Written instruction
Filter the records for lines holding the string "duration".
-------- Dataset records --------
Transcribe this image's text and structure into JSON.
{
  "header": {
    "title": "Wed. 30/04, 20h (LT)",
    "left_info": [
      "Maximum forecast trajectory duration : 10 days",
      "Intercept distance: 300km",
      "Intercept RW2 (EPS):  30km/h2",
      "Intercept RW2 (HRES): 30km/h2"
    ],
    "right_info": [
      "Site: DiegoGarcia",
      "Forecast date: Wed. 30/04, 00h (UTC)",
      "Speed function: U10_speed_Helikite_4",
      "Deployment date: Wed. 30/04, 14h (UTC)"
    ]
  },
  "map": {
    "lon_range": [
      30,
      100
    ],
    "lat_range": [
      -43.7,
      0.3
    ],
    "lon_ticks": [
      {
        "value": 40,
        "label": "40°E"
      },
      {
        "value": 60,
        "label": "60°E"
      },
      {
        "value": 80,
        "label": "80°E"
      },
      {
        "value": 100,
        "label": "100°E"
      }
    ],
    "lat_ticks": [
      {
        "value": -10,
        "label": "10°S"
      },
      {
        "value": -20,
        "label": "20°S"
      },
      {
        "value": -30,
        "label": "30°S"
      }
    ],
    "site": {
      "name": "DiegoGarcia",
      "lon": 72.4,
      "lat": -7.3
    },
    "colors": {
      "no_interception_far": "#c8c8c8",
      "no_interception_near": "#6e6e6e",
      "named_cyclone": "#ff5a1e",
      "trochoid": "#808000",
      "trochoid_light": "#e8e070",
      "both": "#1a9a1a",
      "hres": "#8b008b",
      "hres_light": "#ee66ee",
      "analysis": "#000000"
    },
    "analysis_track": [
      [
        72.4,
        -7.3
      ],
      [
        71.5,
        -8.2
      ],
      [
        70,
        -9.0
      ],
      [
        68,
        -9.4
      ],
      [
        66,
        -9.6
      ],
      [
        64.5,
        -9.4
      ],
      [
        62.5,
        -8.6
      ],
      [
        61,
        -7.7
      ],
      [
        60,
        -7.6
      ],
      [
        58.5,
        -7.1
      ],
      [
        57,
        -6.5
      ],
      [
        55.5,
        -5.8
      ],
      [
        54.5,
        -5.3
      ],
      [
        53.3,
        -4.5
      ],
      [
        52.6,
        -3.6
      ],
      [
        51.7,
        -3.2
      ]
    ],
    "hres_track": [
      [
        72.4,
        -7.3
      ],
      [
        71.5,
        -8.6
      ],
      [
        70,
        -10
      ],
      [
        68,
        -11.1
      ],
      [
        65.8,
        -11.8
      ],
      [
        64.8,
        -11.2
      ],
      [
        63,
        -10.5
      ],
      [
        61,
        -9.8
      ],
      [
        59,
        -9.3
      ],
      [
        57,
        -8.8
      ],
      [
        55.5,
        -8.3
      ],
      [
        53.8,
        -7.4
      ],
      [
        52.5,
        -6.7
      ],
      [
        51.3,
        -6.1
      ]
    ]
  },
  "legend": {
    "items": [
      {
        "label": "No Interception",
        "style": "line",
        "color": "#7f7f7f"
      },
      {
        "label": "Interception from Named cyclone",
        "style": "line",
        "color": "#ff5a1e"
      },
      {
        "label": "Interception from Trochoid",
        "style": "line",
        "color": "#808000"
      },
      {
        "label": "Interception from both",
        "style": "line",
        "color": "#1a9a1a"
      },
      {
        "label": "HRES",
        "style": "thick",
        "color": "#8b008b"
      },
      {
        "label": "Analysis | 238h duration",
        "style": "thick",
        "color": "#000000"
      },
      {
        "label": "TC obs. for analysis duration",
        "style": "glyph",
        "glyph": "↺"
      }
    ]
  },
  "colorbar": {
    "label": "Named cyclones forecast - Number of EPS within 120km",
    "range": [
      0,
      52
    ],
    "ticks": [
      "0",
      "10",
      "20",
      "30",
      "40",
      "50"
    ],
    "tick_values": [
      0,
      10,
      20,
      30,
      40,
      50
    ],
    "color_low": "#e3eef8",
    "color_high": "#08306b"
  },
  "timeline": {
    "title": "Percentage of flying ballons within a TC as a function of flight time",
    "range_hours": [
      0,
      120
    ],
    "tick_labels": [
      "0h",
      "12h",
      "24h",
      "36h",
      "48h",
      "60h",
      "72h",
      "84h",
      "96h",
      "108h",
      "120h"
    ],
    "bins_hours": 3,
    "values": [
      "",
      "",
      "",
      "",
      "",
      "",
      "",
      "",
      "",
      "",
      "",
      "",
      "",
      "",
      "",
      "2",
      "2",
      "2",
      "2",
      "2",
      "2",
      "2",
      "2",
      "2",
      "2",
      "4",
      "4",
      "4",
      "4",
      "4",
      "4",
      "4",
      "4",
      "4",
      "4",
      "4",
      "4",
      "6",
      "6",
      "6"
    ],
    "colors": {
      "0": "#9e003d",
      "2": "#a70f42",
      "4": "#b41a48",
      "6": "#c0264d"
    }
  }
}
--------
The response
      "Maximum forecast trajectory duration : 10 days",
        "label": "Analysis | 238h duration",
        "label": "TC obs. for analysis duration",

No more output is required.